Looking at the listing beneath, work out how many lines hold "this" and report only that figure.

__Extracted entries__.

== == ==

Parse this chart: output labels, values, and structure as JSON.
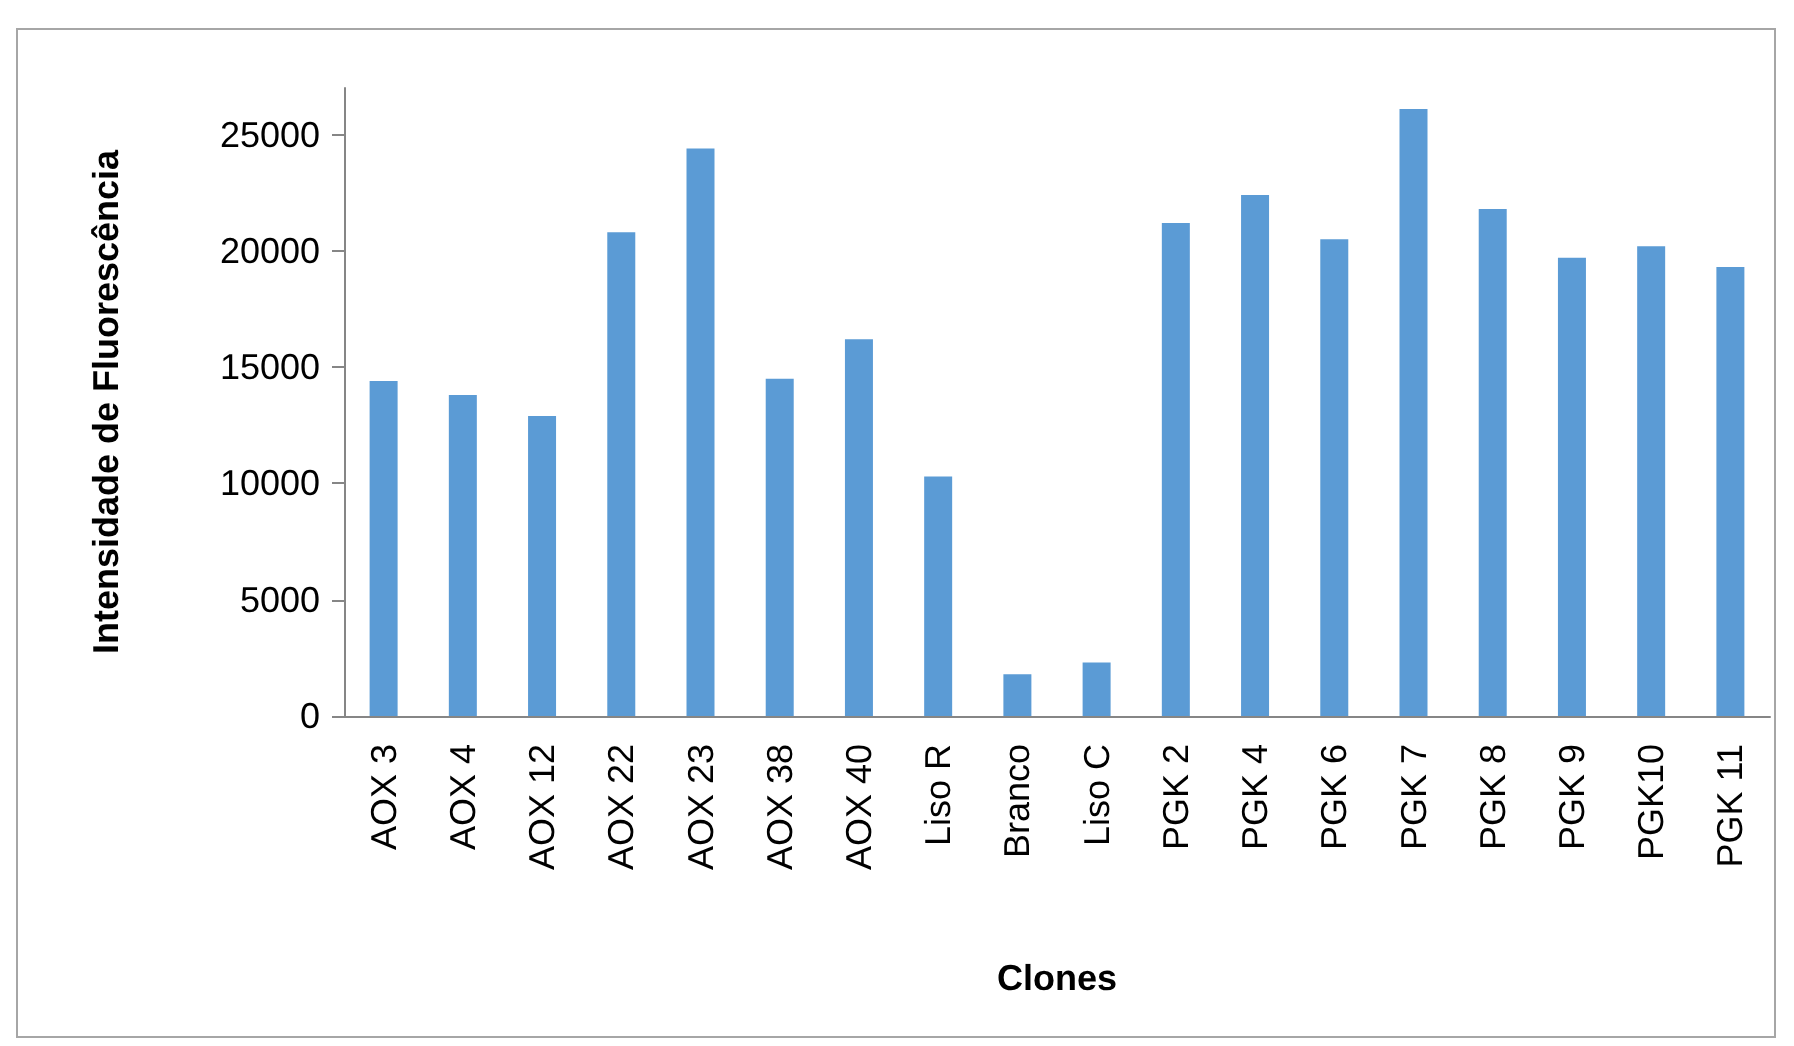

== == ==

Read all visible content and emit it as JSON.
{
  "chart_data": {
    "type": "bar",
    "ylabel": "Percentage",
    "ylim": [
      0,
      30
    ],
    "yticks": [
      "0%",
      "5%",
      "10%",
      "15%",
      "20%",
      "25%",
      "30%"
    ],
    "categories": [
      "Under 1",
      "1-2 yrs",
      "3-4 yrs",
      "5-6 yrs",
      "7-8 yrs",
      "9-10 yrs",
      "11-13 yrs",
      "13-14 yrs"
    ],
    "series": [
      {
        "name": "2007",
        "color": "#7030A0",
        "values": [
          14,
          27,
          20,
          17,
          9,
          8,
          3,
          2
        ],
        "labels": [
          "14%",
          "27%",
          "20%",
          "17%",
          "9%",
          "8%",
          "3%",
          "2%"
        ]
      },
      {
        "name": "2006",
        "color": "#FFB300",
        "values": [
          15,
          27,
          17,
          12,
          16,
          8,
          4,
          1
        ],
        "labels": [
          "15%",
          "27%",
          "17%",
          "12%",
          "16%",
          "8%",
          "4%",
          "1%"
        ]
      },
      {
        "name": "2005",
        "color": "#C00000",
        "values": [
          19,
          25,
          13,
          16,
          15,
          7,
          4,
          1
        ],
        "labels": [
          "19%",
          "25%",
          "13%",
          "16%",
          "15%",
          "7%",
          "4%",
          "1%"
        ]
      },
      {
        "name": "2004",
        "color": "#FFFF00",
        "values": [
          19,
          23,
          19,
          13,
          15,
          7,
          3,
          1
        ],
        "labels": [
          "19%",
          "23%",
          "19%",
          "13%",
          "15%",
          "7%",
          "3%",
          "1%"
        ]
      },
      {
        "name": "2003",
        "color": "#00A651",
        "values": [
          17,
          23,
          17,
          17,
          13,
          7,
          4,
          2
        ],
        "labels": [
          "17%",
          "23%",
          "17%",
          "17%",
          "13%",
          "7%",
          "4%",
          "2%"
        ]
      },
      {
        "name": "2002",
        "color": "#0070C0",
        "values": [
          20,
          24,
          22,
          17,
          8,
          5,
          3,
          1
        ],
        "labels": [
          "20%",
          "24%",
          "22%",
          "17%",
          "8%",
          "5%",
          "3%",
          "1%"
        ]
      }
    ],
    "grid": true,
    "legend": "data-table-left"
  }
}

== == ==

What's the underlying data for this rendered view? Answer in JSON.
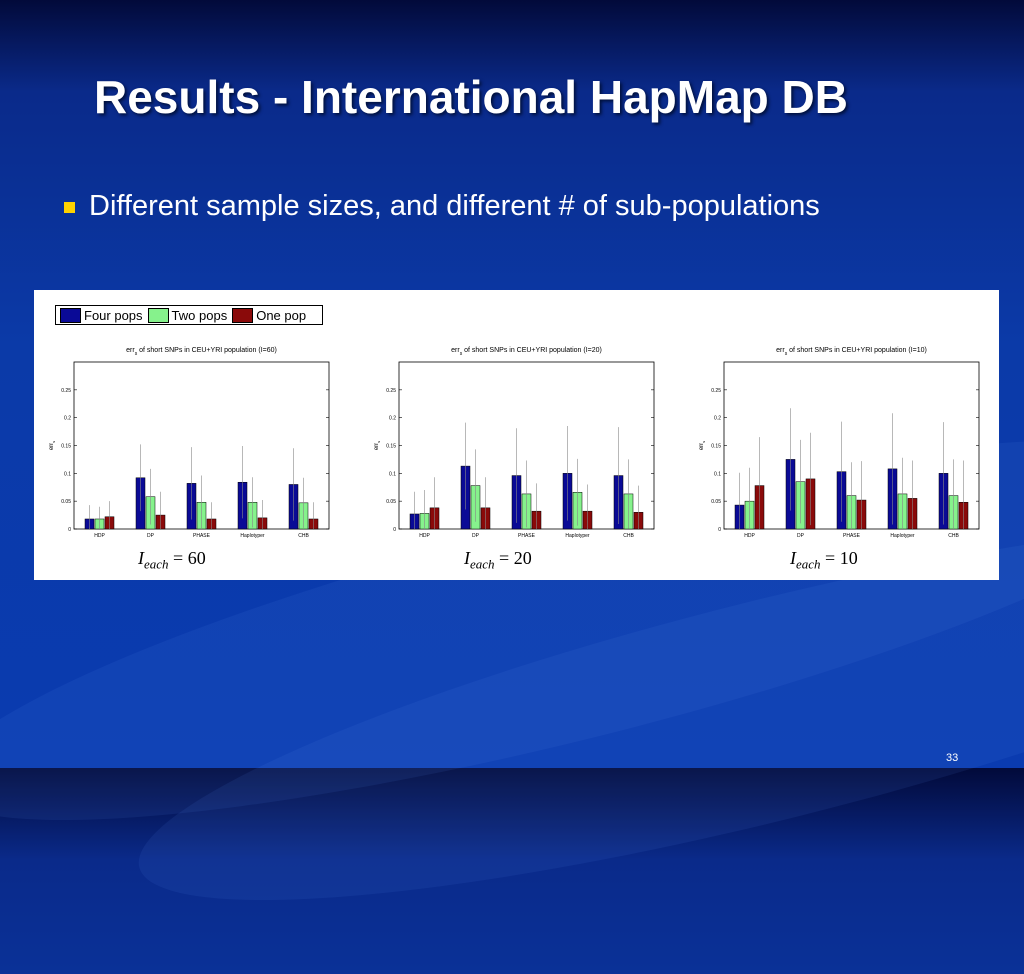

== == ==

__Exercise response__. 2